[start of The data]

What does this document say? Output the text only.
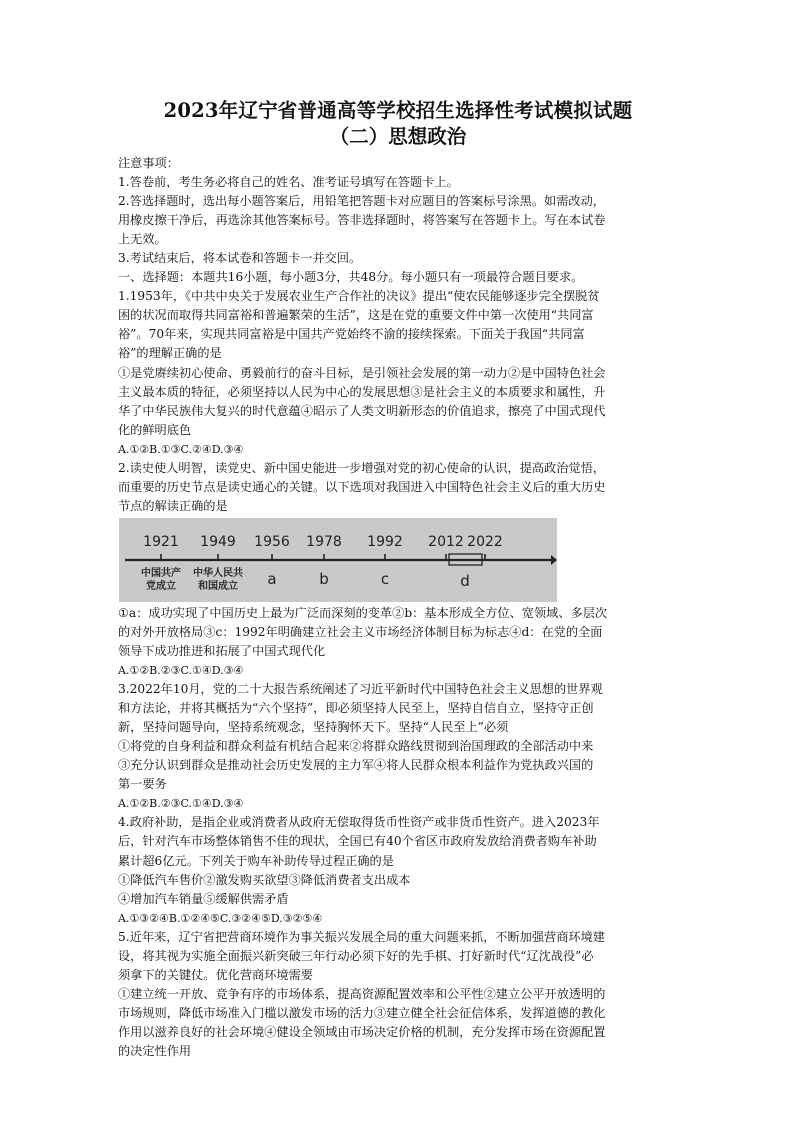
2023年辽宁省普通高等学校招生选择性考试模拟试题
（二）思想政治
注意事项：
1.答卷前，考生务必将自己的姓名、准考证号填写在答题卡上。
2.答选择题时，选出每小题答案后，用铅笔把答题卡对应题目的答案标号涂黑。如需改动，
用橡皮擦干净后，再选涂其他答案标号。答非选择题时，将答案写在答题卡上。写在本试卷
上无效。
3.考试结束后，将本试卷和答题卡一并交回。
一、选择题：本题共16小题，每小题3分，共48分。每小题只有一项最符合题目要求。
1.1953年，《中共中央关于发展农业生产合作社的决议》提出“使农民能够逐步完全摆脱贫
困的状况而取得共同富裕和普遍繁荣的生活”，这是在党的重要文件中第一次使用“共同富
裕”。70年来，实现共同富裕是中国共产党始终不渝的接续探索。下面关于我国“共同富
裕”的理解正确的是
①是党赓续初心使命、勇毅前行的奋斗目标，是引领社会发展的第一动力②是中国特色社会
主义最本质的特征，必须坚持以人民为中心的发展思想③是社会主义的本质要求和属性，升
华了中华民族伟大复兴的时代意蕴④昭示了人类文明新形态的价值追求，擦亮了中国式现代
化的鲜明底色
A.①②B.①③C.②④D.③④
2.读史使人明智，读党史、新中国史能进一步增强对党的初心使命的认识，提高政治觉悟，
而重要的历史节点是读史通心的关键。以下选项对我国进入中国特色社会主义后的重大历史
节点的解读正确的是
1921 1949 1956 1978 1992 2012 2022
中国共产
党成立
中华人民共
和国成立 a	b	c	d
①a：成功实现了中国历史上最为广泛而深刻的变革②b：基本形成全方位、宽领域、多层次
的对外开放格局③c：1992年明确建立社会主义市场经济体制目标为标志④d：在党的全面
领导下成功推进和拓展了中国式现代化
A.①②B.②③C.①④D.③④
3.2022年10月，党的二十大报告系统阐述了习近平新时代中国特色社会主义思想的世界观
和方法论，并将其概括为“六个坚持”，即必须坚持人民至上，坚持自信自立，坚持守正创
新，坚持问题导向，坚持系统观念，坚持胸怀天下。坚持“人民至上”必须
①将党的自身利益和群众利益有机结合起来②将群众路线贯彻到治国理政的全部活动中来
③充分认识到群众是推动社会历史发展的主力军④将人民群众根本利益作为党执政兴国的
第一要务
A.①②B.②③C.①④D.③④
4.政府补助，是指企业或消费者从政府无偿取得货币性资产或非货币性资产。进入2023年
后，针对汽车市场整体销售不佳的现状，全国已有40个省区市政府发放给消费者购车补助
累计超6亿元。下列关于购车补助传导过程正确的是
①降低汽车售价②激发购买欲望③降低消费者支出成本
④增加汽车销量⑤缓解供需矛盾
A.①③②④B.①②④⑤C.③②④⑤D.③②⑤④
5.近年来，辽宁省把营商环境作为事关振兴发展全局的重大问题来抓，不断加强营商环境建
设，将其视为实施全面振兴新突破三年行动必须下好的先手棋、打好新时代“辽沈战役”必
须拿下的关键仗。优化营商环境需要
①建立统一开放、竞争有序的市场体系，提高资源配置效率和公平性②建立公平开放透明的
市场规则，降低市场准入门槛以激发市场的活力③建立健全社会征信体系，发挥道德的教化
作用以滋养良好的社会环境④健设全领域由市场决定价格的机制，充分发挥市场在资源配置
的决定性作用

[end of The data]

▶ Problem to work on:
Omit the pictures and restate the rest of the records verbatim.

▶ Result for this task:
What does this document say? Output the text only.
2023年辽宁省普通高等学校招生选择性考试模拟试题
（二）思想政治
注意事项：
1.答卷前，考生务必将自己的姓名、准考证号填写在答题卡上。
2.答选择题时，选出每小题答案后，用铅笔把答题卡对应题目的答案标号涂黑。如需改动，
用橡皮擦干净后，再选涂其他答案标号。答非选择题时，将答案写在答题卡上。写在本试卷
上无效。
3.考试结束后，将本试卷和答题卡一并交回。
一、选择题：本题共16小题，每小题3分，共48分。每小题只有一项最符合题目要求。
1.1953年，《中共中央关于发展农业生产合作社的决议》提出“使农民能够逐步完全摆脱贫
困的状况而取得共同富裕和普遍繁荣的生活”，这是在党的重要文件中第一次使用“共同富
裕”。70年来，实现共同富裕是中国共产党始终不渝的接续探索。下面关于我国“共同富
裕”的理解正确的是
①是党赓续初心使命、勇毅前行的奋斗目标，是引领社会发展的第一动力②是中国特色社会
主义最本质的特征，必须坚持以人民为中心的发展思想③是社会主义的本质要求和属性，升
华了中华民族伟大复兴的时代意蕴④昭示了人类文明新形态的价值追求，擦亮了中国式现代
化的鲜明底色
A.①②B.①③C.②④D.③④
2.读史使人明智，读党史、新中国史能进一步增强对党的初心使命的认识，提高政治觉悟，
而重要的历史节点是读史通心的关键。以下选项对我国进入中国特色社会主义后的重大历史
节点的解读正确的是
1921 1949 1956 1978 1992 2012 2022
中国共产
党成立
中华人民共
和国成立 a	b	c	d
①a：成功实现了中国历史上最为广泛而深刻的变革②b：基本形成全方位、宽领域、多层次
的对外开放格局③c：1992年明确建立社会主义市场经济体制目标为标志④d：在党的全面
领导下成功推进和拓展了中国式现代化
A.①②B.②③C.①④D.③④
3.2022年10月，党的二十大报告系统阐述了习近平新时代中国特色社会主义思想的世界观
和方法论，并将其概括为“六个坚持”，即必须坚持人民至上，坚持自信自立，坚持守正创
新，坚持问题导向，坚持系统观念，坚持胸怀天下。坚持“人民至上”必须
①将党的自身利益和群众利益有机结合起来②将群众路线贯彻到治国理政的全部活动中来
③充分认识到群众是推动社会历史发展的主力军④将人民群众根本利益作为党执政兴国的
第一要务
A.①②B.②③C.①④D.③④
4.政府补助，是指企业或消费者从政府无偿取得货币性资产或非货币性资产。进入2023年
后，针对汽车市场整体销售不佳的现状，全国已有40个省区市政府发放给消费者购车补助
累计超6亿元。下列关于购车补助传导过程正确的是
①降低汽车售价②激发购买欲望③降低消费者支出成本
④增加汽车销量⑤缓解供需矛盾
A.①③②④B.①②④⑤C.③②④⑤D.③②⑤④
5.近年来，辽宁省把营商环境作为事关振兴发展全局的重大问题来抓，不断加强营商环境建
设，将其视为实施全面振兴新突破三年行动必须下好的先手棋、打好新时代“辽沈战役”必
须拿下的关键仗。优化营商环境需要
①建立统一开放、竞争有序的市场体系，提高资源配置效率和公平性②建立公平开放透明的
市场规则，降低市场准入门槛以激发市场的活力③建立健全社会征信体系，发挥道德的教化
作用以滋养良好的社会环境④健设全领域由市场决定价格的机制，充分发挥市场在资源配置
的决定性作用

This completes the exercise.